*Given entries*.
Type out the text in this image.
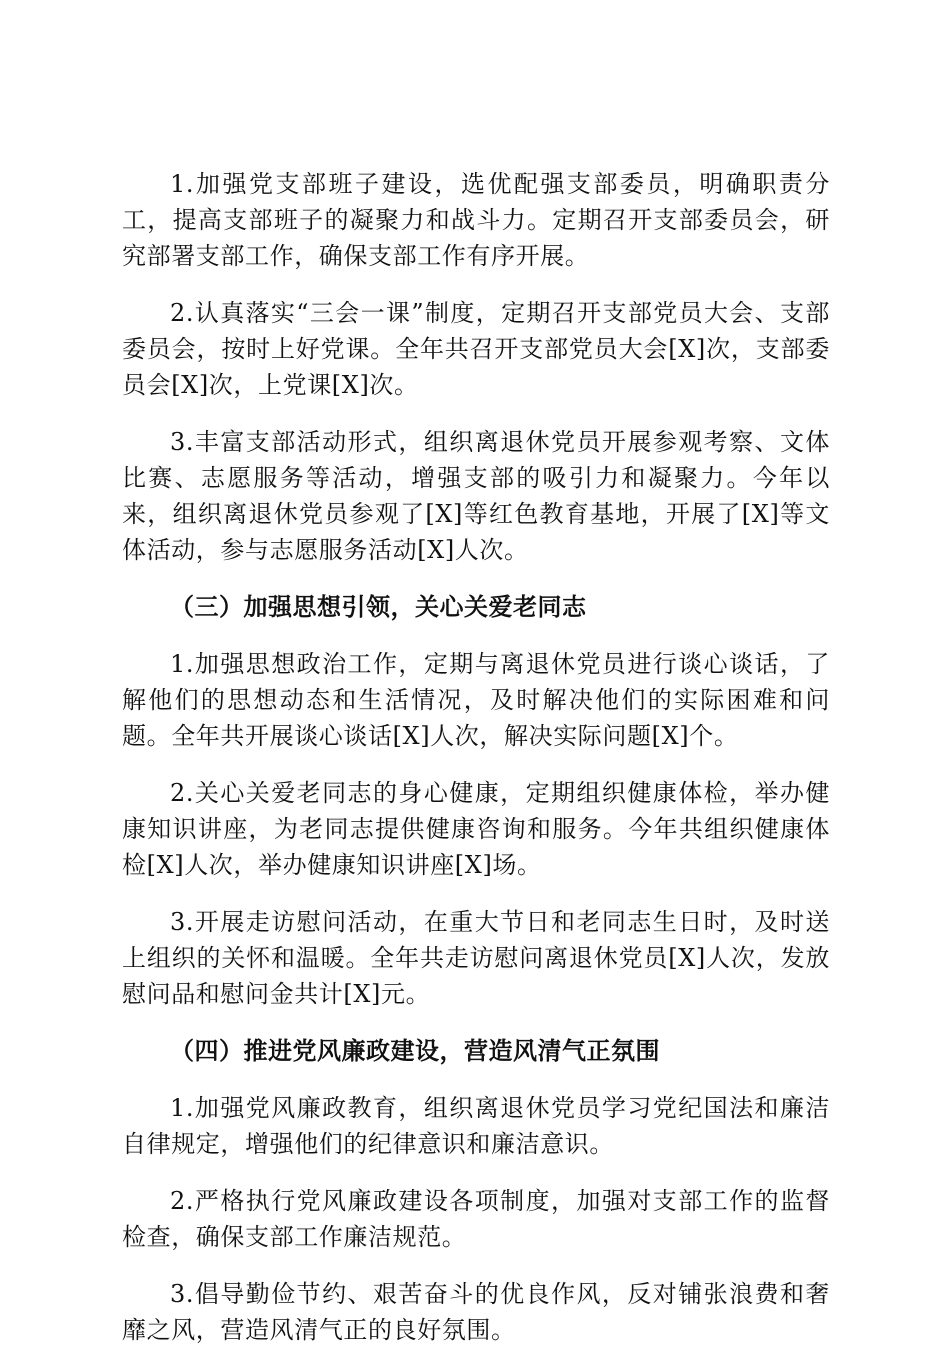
1.加强党支部班子建设，选优配强支部委员，明确职责分工，提高支部班子的凝聚力和战斗力。定期召开支部委员会，研究部署支部工作，确保支部工作有序开展。

2.认真落实“三会一课”制度，定期召开支部党员大会、支部委员会，按时上好党课。全年共召开支部党员大会[X]次，支部委员会[X]次，上党课[X]次。

3.丰富支部活动形式，组织离退休党员开展参观考察、文体比赛、志愿服务等活动，增强支部的吸引力和凝聚力。今年以来，组织离退休党员参观了[X]等红色教育基地，开展了[X]等文体活动，参与志愿服务活动[X]人次。

（三）加强思想引领，关心关爱老同志

1.加强思想政治工作，定期与离退休党员进行谈心谈话，了解他们的思想动态和生活情况，及时解决他们的实际困难和问题。全年共开展谈心谈话[X]人次，解决实际问题[X]个。

2.关心关爱老同志的身心健康，定期组织健康体检，举办健康知识讲座，为老同志提供健康咨询和服务。今年共组织健康体检[X]人次，举办健康知识讲座[X]场。

3.开展走访慰问活动，在重大节日和老同志生日时，及时送上组织的关怀和温暖。全年共走访慰问离退休党员[X]人次，发放慰问品和慰问金共计[X]元。

（四）推进党风廉政建设，营造风清气正氛围

1.加强党风廉政教育，组织离退休党员学习党纪国法和廉洁自律规定，增强他们的纪律意识和廉洁意识。

2.严格执行党风廉政建设各项制度，加强对支部工作的监督检查，确保支部工作廉洁规范。

3.倡导勤俭节约、艰苦奋斗的优良作风，反对铺张浪费和奢靡之风，营造风清气正的良好氛围。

*Task goal*. Print all of the records shown above exactly, leaving out each picture.

*Output for this task*.
Type out the text in this image.
1.加强党支部班子建设，选优配强支部委员，明确职责分工，提高支部班子的凝聚力和战斗力。定期召开支部委员会，研究部署支部工作，确保支部工作有序开展。

2.认真落实“三会一课”制度，定期召开支部党员大会、支部委员会，按时上好党课。全年共召开支部党员大会[X]次，支部委员会[X]次，上党课[X]次。

3.丰富支部活动形式，组织离退休党员开展参观考察、文体比赛、志愿服务等活动，增强支部的吸引力和凝聚力。今年以来，组织离退休党员参观了[X]等红色教育基地，开展了[X]等文体活动，参与志愿服务活动[X]人次。

（三）加强思想引领，关心关爱老同志

1.加强思想政治工作，定期与离退休党员进行谈心谈话，了解他们的思想动态和生活情况，及时解决他们的实际困难和问题。全年共开展谈心谈话[X]人次，解决实际问题[X]个。

2.关心关爱老同志的身心健康，定期组织健康体检，举办健康知识讲座，为老同志提供健康咨询和服务。今年共组织健康体检[X]人次，举办健康知识讲座[X]场。

3.开展走访慰问活动，在重大节日和老同志生日时，及时送上组织的关怀和温暖。全年共走访慰问离退休党员[X]人次，发放慰问品和慰问金共计[X]元。

（四）推进党风廉政建设，营造风清气正氛围

1.加强党风廉政教育，组织离退休党员学习党纪国法和廉洁自律规定，增强他们的纪律意识和廉洁意识。

2.严格执行党风廉政建设各项制度，加强对支部工作的监督检查，确保支部工作廉洁规范。

3.倡导勤俭节约、艰苦奋斗的优良作风，反对铺张浪费和奢靡之风，营造风清气正的良好氛围。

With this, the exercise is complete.